>>>>

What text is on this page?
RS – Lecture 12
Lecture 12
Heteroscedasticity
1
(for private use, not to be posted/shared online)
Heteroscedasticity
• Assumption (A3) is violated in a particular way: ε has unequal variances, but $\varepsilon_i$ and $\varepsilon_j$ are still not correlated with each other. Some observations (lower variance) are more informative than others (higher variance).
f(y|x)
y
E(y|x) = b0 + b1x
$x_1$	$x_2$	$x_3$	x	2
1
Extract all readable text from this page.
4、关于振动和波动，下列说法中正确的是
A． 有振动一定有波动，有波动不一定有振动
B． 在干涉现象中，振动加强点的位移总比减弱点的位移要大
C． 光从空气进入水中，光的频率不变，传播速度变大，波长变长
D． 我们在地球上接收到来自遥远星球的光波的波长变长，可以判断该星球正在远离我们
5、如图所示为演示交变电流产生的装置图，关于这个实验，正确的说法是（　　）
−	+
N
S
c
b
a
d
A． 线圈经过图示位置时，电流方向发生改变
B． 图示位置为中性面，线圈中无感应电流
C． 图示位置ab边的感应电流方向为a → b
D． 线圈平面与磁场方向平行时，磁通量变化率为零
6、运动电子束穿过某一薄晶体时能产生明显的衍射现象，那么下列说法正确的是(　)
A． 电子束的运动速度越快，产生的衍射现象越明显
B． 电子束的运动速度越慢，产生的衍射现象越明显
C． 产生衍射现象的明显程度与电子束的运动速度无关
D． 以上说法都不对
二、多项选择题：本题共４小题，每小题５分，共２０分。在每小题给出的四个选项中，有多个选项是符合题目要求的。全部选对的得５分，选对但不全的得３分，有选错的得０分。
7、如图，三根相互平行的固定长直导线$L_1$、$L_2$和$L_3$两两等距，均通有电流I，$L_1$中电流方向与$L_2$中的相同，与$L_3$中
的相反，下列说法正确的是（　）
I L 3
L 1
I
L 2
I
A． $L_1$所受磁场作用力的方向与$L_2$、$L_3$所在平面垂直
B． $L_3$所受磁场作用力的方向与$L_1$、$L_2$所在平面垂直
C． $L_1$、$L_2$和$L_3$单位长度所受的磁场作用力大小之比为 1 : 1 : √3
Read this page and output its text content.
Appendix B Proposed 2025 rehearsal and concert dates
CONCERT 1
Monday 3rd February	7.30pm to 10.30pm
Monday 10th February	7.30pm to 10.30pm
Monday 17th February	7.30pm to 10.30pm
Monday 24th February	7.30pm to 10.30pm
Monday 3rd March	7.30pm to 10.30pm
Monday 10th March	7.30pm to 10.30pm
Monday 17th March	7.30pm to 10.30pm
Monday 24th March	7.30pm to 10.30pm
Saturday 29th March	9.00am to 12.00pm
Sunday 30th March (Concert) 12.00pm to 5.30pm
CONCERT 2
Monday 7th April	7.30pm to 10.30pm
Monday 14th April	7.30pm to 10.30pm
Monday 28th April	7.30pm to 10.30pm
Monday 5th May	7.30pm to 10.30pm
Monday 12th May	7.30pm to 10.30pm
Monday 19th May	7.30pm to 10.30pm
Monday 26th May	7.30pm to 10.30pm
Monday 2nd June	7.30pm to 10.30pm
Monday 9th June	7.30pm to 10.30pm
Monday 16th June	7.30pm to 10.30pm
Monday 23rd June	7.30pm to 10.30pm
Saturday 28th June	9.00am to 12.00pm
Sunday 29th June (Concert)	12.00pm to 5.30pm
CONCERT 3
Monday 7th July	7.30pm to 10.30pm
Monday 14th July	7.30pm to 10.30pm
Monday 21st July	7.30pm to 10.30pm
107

<<<<

GIVEN TASK: Give back each line above precisely as it stands.

RESULT FOR THIS EXERCISE:
What text is on this page?
RS – Lecture 12
Lecture 12
Heteroscedasticity
1
(for private use, not to be posted/shared online)
Heteroscedasticity
• Assumption (A3) is violated in a particular way: ε has unequal variances, but $\varepsilon_i$ and $\varepsilon_j$ are still not correlated with each other. Some observations (lower variance) are more informative than others (higher variance).
f(y|x)
y
E(y|x) = b0 + b1x
$x_1$	$x_2$	$x_3$	x	2
1
Extract all readable text from this page.
4、关于振动和波动，下列说法中正确的是
A． 有振动一定有波动，有波动不一定有振动
B． 在干涉现象中，振动加强点的位移总比减弱点的位移要大
C． 光从空气进入水中，光的频率不变，传播速度变大，波长变长
D． 我们在地球上接收到来自遥远星球的光波的波长变长，可以判断该星球正在远离我们
5、如图所示为演示交变电流产生的装置图，关于这个实验，正确的说法是（　　）
−	+
N
S
c
b
a
d
A． 线圈经过图示位置时，电流方向发生改变
B． 图示位置为中性面，线圈中无感应电流
C． 图示位置ab边的感应电流方向为a → b
D． 线圈平面与磁场方向平行时，磁通量变化率为零
6、运动电子束穿过某一薄晶体时能产生明显的衍射现象，那么下列说法正确的是(　)
A． 电子束的运动速度越快，产生的衍射现象越明显
B． 电子束的运动速度越慢，产生的衍射现象越明显
C． 产生衍射现象的明显程度与电子束的运动速度无关
D． 以上说法都不对
二、多项选择题：本题共４小题，每小题５分，共２０分。在每小题给出的四个选项中，有多个选项是符合题目要求的。全部选对的得５分，选对但不全的得３分，有选错的得０分。
7、如图，三根相互平行的固定长直导线$L_1$、$L_2$和$L_3$两两等距，均通有电流I，$L_1$中电流方向与$L_2$中的相同，与$L_3$中
的相反，下列说法正确的是（　）
I L 3
L 1
I
L 2
I
A． $L_1$所受磁场作用力的方向与$L_2$、$L_3$所在平面垂直
B． $L_3$所受磁场作用力的方向与$L_1$、$L_2$所在平面垂直
C． $L_1$、$L_2$和$L_3$单位长度所受的磁场作用力大小之比为 1 : 1 : √3
Read this page and output its text content.
Appendix B Proposed 2025 rehearsal and concert dates
CONCERT 1
Monday 3rd February	7.30pm to 10.30pm
Monday 10th February	7.30pm to 10.30pm
Monday 17th February	7.30pm to 10.30pm
Monday 24th February	7.30pm to 10.30pm
Monday 3rd March	7.30pm to 10.30pm
Monday 10th March	7.30pm to 10.30pm
Monday 17th March	7.30pm to 10.30pm
Monday 24th March	7.30pm to 10.30pm
Saturday 29th March	9.00am to 12.00pm
Sunday 30th March (Concert) 12.00pm to 5.30pm
CONCERT 2
Monday 7th April	7.30pm to 10.30pm
Monday 14th April	7.30pm to 10.30pm
Monday 28th April	7.30pm to 10.30pm
Monday 5th May	7.30pm to 10.30pm
Monday 12th May	7.30pm to 10.30pm
Monday 19th May	7.30pm to 10.30pm
Monday 26th May	7.30pm to 10.30pm
Monday 2nd June	7.30pm to 10.30pm
Monday 9th June	7.30pm to 10.30pm
Monday 16th June	7.30pm to 10.30pm
Monday 23rd June	7.30pm to 10.30pm
Saturday 28th June	9.00am to 12.00pm
Sunday 29th June (Concert)	12.00pm to 5.30pm
CONCERT 3
Monday 7th July	7.30pm to 10.30pm
Monday 14th July	7.30pm to 10.30pm
Monday 21st July	7.30pm to 10.30pm
107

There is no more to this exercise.